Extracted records
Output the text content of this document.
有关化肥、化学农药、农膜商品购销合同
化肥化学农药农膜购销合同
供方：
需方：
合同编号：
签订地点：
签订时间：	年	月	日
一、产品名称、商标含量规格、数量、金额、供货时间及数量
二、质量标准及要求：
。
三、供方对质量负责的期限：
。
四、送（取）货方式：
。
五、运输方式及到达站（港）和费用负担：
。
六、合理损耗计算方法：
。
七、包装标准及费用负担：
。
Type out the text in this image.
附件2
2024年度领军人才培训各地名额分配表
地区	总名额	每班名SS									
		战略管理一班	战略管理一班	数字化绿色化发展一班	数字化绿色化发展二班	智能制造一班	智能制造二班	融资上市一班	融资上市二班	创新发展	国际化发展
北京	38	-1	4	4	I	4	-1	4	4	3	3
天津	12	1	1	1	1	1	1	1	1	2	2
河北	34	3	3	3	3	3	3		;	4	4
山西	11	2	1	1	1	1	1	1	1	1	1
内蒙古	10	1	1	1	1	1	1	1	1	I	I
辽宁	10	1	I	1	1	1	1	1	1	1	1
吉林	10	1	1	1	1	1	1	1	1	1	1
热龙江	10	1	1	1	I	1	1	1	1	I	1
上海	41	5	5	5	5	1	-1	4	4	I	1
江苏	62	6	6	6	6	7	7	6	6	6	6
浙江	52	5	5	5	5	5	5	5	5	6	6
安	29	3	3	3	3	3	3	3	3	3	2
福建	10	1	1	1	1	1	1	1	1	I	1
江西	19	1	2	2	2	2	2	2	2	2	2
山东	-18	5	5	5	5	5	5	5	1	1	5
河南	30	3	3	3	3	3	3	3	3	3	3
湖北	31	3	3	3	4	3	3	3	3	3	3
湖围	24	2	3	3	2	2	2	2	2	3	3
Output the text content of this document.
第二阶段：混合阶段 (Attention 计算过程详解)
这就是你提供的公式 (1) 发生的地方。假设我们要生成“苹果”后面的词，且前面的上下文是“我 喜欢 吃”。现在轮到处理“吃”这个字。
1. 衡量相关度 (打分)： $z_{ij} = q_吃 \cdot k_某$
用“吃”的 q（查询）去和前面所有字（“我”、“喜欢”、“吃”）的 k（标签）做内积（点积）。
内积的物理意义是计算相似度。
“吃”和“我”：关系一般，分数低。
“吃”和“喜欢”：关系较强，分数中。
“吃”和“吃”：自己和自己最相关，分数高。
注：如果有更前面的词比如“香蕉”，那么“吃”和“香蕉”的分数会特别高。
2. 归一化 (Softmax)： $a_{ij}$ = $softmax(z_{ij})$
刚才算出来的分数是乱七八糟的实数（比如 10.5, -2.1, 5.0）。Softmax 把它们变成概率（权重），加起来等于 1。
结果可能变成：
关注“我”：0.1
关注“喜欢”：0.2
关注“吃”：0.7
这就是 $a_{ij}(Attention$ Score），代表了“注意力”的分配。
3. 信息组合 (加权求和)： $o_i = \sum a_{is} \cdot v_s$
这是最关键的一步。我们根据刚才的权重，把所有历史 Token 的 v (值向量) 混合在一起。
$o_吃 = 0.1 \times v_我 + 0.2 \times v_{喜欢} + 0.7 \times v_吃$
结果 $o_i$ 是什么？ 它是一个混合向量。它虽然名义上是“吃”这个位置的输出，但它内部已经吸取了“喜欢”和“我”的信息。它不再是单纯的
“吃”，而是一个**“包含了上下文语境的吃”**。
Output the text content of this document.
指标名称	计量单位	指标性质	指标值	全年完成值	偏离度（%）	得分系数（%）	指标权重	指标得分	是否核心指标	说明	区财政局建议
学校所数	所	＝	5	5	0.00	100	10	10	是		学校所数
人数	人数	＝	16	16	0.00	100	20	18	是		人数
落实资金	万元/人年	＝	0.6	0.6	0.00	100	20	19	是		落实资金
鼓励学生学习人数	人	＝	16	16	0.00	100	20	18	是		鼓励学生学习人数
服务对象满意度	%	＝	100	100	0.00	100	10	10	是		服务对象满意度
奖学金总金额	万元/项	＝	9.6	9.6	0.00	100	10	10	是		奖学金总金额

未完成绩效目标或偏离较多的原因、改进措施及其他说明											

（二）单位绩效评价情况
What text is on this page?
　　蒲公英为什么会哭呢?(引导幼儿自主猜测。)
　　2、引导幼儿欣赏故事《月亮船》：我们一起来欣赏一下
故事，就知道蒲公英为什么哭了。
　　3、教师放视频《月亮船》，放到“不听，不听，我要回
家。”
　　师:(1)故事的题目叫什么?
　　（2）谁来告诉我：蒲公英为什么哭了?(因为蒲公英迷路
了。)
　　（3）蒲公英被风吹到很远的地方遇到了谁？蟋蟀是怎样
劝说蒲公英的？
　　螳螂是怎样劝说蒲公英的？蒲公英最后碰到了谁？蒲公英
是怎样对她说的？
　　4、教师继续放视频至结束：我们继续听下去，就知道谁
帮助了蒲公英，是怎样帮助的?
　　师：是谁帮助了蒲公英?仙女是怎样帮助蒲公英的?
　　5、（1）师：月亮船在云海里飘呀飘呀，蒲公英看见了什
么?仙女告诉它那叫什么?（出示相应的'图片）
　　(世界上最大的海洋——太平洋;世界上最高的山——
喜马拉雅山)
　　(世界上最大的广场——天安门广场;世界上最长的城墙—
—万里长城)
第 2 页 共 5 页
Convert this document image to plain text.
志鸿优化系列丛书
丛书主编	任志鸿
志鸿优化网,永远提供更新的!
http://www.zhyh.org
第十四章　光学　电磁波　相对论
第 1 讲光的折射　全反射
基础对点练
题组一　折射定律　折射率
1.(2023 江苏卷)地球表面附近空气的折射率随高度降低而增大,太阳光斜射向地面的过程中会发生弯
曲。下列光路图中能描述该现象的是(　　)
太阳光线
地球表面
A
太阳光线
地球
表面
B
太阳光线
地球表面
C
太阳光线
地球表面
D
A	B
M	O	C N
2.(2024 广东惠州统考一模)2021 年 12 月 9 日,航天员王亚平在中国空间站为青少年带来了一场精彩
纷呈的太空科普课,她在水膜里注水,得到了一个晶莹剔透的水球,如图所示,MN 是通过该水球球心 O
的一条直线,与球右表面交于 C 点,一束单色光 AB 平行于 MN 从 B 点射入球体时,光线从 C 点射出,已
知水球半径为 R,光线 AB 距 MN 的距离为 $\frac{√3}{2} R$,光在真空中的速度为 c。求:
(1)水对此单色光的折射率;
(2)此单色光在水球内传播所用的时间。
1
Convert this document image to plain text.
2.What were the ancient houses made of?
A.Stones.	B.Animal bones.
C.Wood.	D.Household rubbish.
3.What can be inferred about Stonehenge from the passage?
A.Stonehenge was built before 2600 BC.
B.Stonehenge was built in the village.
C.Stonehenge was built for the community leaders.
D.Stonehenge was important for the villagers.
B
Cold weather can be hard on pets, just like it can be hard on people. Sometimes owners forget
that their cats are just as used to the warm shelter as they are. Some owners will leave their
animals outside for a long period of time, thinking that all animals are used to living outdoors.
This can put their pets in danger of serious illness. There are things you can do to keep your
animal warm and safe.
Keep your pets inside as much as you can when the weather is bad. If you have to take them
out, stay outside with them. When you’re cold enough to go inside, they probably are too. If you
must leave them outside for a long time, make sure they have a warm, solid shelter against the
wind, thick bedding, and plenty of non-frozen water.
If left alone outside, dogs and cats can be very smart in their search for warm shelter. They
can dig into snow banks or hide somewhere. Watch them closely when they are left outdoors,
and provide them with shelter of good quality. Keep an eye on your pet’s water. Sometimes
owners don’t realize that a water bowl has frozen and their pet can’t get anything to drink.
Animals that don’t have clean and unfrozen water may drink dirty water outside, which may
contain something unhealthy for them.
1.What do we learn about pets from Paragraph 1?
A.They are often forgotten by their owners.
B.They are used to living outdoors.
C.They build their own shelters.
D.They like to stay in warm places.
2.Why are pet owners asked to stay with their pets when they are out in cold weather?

**Instructions for the task**
From the data above, show each line that contains "water".

**Expected answer**
wind, thick bedding, and plenty of non-frozen water.
and provide them with shelter of good quality. Keep an eye on your pet’s water. Sometimes
owners don’t realize that a water bowl has frozen and their pet can’t get anything to drink.
Animals that don’t have clean and unfrozen water may drink dirty water outside, which may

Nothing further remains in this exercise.